Talk Poverty: Talk Poverty: It Takes a Village to Enforce Fair Wage Laws

Seattle made history in June when it became the first major city in America to pass a livable minimum wage of $15 an hour. Los Angeles, Chicago, New York and other cities around the country are taking steps in that direction, too.

But winning a robust minimum wage is only half of the battle.

Last month, Seattle again made history when Mayor Ed Murray announced the creation of a citywide Division of Labor Standards Enforcement to enforce its minimum wage law and other labor standards. A key feature of the new division is that it utilizes community groups as partners in outreach and to educate workers about their rights.

Because wage theft is so common in industries that employ minimum wage workers, only an effective, strategic enforcement system will ensure that workers receive the new wage they are entitled to.  Fortunately, we know how wage theft happens and we know the kinds of enforcement techniques that result in low-wage workers being paid their due.

> [Record excerpts]

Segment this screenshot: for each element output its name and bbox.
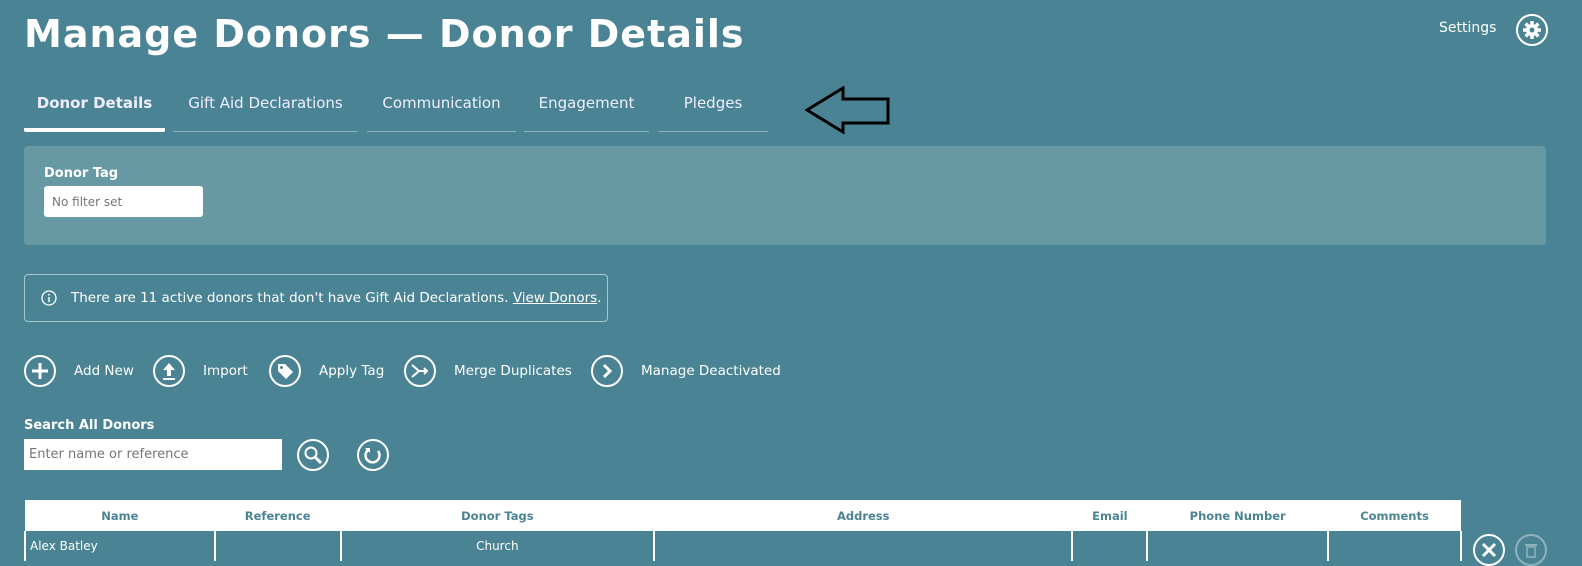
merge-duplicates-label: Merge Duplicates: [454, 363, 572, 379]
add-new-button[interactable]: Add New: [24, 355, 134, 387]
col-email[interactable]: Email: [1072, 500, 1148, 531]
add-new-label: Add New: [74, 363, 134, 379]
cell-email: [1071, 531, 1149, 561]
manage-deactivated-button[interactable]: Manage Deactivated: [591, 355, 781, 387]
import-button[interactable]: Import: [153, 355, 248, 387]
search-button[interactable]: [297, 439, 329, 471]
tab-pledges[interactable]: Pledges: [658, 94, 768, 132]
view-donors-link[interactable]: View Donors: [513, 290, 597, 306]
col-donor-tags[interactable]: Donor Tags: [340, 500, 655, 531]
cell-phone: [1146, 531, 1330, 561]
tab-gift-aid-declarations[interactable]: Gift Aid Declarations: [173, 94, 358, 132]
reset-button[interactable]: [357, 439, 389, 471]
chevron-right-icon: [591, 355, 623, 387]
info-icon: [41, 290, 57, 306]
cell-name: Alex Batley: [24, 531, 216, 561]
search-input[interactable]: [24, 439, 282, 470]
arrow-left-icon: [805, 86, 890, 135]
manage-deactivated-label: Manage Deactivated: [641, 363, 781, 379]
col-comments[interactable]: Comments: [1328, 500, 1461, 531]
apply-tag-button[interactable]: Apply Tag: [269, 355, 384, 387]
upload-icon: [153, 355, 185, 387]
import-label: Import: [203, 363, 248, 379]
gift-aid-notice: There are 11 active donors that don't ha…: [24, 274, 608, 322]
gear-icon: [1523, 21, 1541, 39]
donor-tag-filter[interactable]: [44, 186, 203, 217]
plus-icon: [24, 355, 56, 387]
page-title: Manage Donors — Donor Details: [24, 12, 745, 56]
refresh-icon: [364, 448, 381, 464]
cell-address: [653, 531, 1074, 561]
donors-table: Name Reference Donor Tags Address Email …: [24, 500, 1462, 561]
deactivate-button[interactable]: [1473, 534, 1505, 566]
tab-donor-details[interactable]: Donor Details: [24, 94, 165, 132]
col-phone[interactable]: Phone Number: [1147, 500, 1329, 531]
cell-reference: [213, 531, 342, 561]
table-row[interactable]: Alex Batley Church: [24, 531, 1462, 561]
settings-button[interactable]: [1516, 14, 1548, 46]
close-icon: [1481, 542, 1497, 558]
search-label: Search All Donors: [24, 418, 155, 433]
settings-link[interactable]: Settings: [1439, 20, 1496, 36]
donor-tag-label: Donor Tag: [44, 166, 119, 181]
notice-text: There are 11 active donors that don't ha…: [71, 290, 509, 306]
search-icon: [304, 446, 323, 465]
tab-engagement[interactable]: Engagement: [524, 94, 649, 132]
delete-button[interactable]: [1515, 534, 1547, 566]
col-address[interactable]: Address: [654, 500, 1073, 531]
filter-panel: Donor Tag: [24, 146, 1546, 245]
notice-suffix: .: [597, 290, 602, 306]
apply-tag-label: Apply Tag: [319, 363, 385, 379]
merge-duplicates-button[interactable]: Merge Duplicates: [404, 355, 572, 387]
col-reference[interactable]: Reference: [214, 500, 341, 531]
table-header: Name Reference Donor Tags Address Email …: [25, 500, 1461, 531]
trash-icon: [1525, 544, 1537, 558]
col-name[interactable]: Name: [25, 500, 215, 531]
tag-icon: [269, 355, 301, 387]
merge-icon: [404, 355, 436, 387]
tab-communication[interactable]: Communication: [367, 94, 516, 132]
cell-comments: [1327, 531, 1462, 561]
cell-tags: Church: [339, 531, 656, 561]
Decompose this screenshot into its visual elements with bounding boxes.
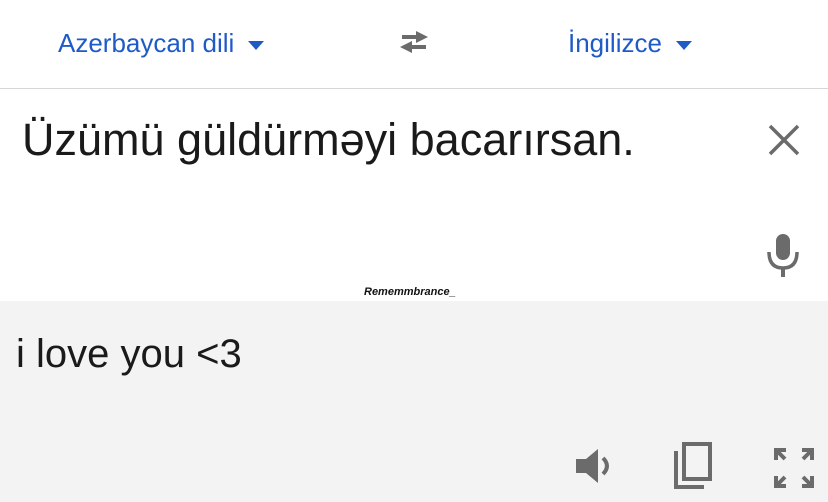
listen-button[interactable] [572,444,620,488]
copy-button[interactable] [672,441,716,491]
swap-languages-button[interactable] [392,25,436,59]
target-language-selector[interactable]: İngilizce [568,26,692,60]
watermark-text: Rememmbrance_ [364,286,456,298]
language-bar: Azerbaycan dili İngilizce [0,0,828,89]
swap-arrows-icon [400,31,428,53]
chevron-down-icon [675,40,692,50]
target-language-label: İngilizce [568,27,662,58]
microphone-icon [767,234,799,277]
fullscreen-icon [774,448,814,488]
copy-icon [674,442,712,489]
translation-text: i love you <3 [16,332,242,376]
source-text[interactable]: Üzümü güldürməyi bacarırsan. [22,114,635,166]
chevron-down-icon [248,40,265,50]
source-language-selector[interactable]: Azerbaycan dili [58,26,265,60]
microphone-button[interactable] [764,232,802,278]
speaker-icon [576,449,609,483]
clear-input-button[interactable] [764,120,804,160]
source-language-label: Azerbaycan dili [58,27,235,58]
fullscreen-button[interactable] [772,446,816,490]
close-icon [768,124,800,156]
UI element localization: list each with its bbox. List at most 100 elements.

...

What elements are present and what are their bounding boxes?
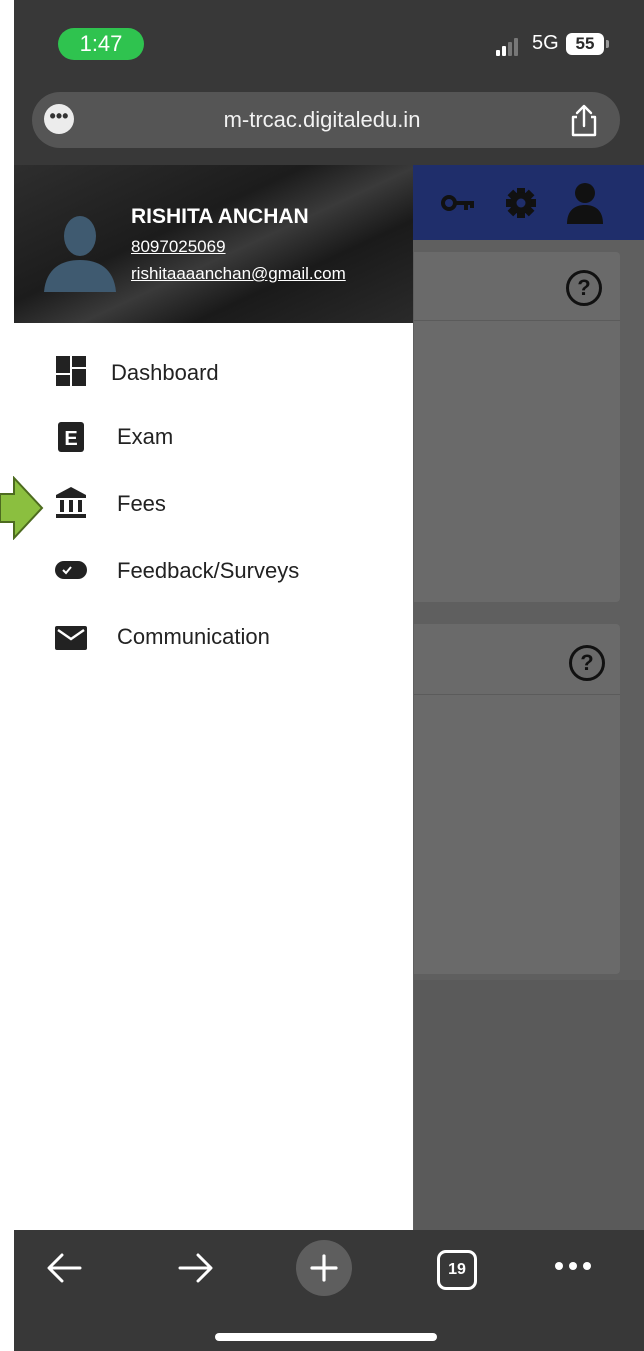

> [Task 1] Swap "Alex Batley" for "Sam Patel" in the entries, covering everything from the line containing "Segment this screenshot: for" down to the line containing "donor-tag-label: Donor Tag: [44, 166, 119, 181]", with all else left unchanged. Leave the pictures out of your answer.
> [Task 2] Write the next part of the article on enforcing fair wage laws, picking up after its last sentence.
The article and the entries are independent of each other.

> [Expected answer 1]
Segment this screenshot: for each element output its name and bbox.
merge-duplicates-label: Merge Duplicates: [454, 363, 572, 379]
add-new-button[interactable]: Add New: [24, 355, 134, 387]
col-email[interactable]: Email: [1072, 500, 1148, 531]
add-new-label: Add New: [74, 363, 134, 379]
cell-email: [1071, 531, 1149, 561]
manage-deactivated-button[interactable]: Manage Deactivated: [591, 355, 781, 387]
import-button[interactable]: Import: [153, 355, 248, 387]
search-button[interactable]: [297, 439, 329, 471]
tab-pledges[interactable]: Pledges: [658, 94, 768, 132]
view-donors-link[interactable]: View Donors: [513, 290, 597, 306]
col-donor-tags[interactable]: Donor Tags: [340, 500, 655, 531]
cell-phone: [1146, 531, 1330, 561]
tab-gift-aid-declarations[interactable]: Gift Aid Declarations: [173, 94, 358, 132]
reset-button[interactable]: [357, 439, 389, 471]
chevron-right-icon: [591, 355, 623, 387]
info-icon: [41, 290, 57, 306]
cell-name: Sam Patel: [24, 531, 216, 561]
search-input[interactable]: [24, 439, 282, 470]
arrow-left-icon: [805, 86, 890, 135]
manage-deactivated-label: Manage Deactivated: [641, 363, 781, 379]
col-comments[interactable]: Comments: [1328, 500, 1461, 531]
apply-tag-button[interactable]: Apply Tag: [269, 355, 384, 387]
upload-icon: [153, 355, 185, 387]
import-label: Import: [203, 363, 248, 379]
gift-aid-notice: There are 11 active donors that don't ha…: [24, 274, 608, 322]
gear-icon: [1523, 21, 1541, 39]
donor-tag-filter[interactable]: [44, 186, 203, 217]
plus-icon: [24, 355, 56, 387]
page-title: Manage Donors — Donor Details: [24, 12, 745, 56]
refresh-icon: [364, 448, 381, 464]
cell-address: [653, 531, 1074, 561]
donors-table: Name Reference Donor Tags Address Email …: [24, 500, 1462, 561]
deactivate-button[interactable]: [1473, 534, 1505, 566]
tab-donor-details[interactable]: Donor Details: [24, 94, 165, 132]
col-phone[interactable]: Phone Number: [1147, 500, 1329, 531]
cell-reference: [213, 531, 342, 561]
table-row[interactable]: Sam Patel Church: [24, 531, 1462, 561]
settings-button[interactable]: [1516, 14, 1548, 46]
close-icon: [1481, 542, 1497, 558]
search-label: Search All Donors: [24, 418, 155, 433]
settings-link[interactable]: Settings: [1439, 20, 1496, 36]
donor-tag-label: Donor Tag: [44, 166, 119, 181]

> [Expected answer 2]
A landmark 2009 study of nearly 4,500 low-wage workers in three of the cities currently considering a minimum wage increase—Los Angeles, Chicago and New York—found that more than two in three workers experienced at least one pay-related violation during their previous work week. Of these workers, one in four was paid less than the minimum wage, and three in four were not paid their overtime wages. Wage theft costs workers and their families in these three cities an estimated $56 million every week—that’s $56 million stolen weekly from workers’ pockets instead of helping their families and communities.

We also know the people who are the victims of wage theft. Government statistics and private studies show that they work in restaurants and hotels, retail and grocery stores. They clean office buildings and care for our children and elders. They build our homes.

Relying on government alone to right these wrongs simply doesn’t work—government has neither the resources nor the manpower. The U.S. Department of Labor has slightly more than 1,000 investigators who are responsible for protecting the rights of 135 million workers in 7.5 million businesses nationwide. Things aren’t any better at the state level, where the ratio of investigators to workers is approximately 1 to 150,000.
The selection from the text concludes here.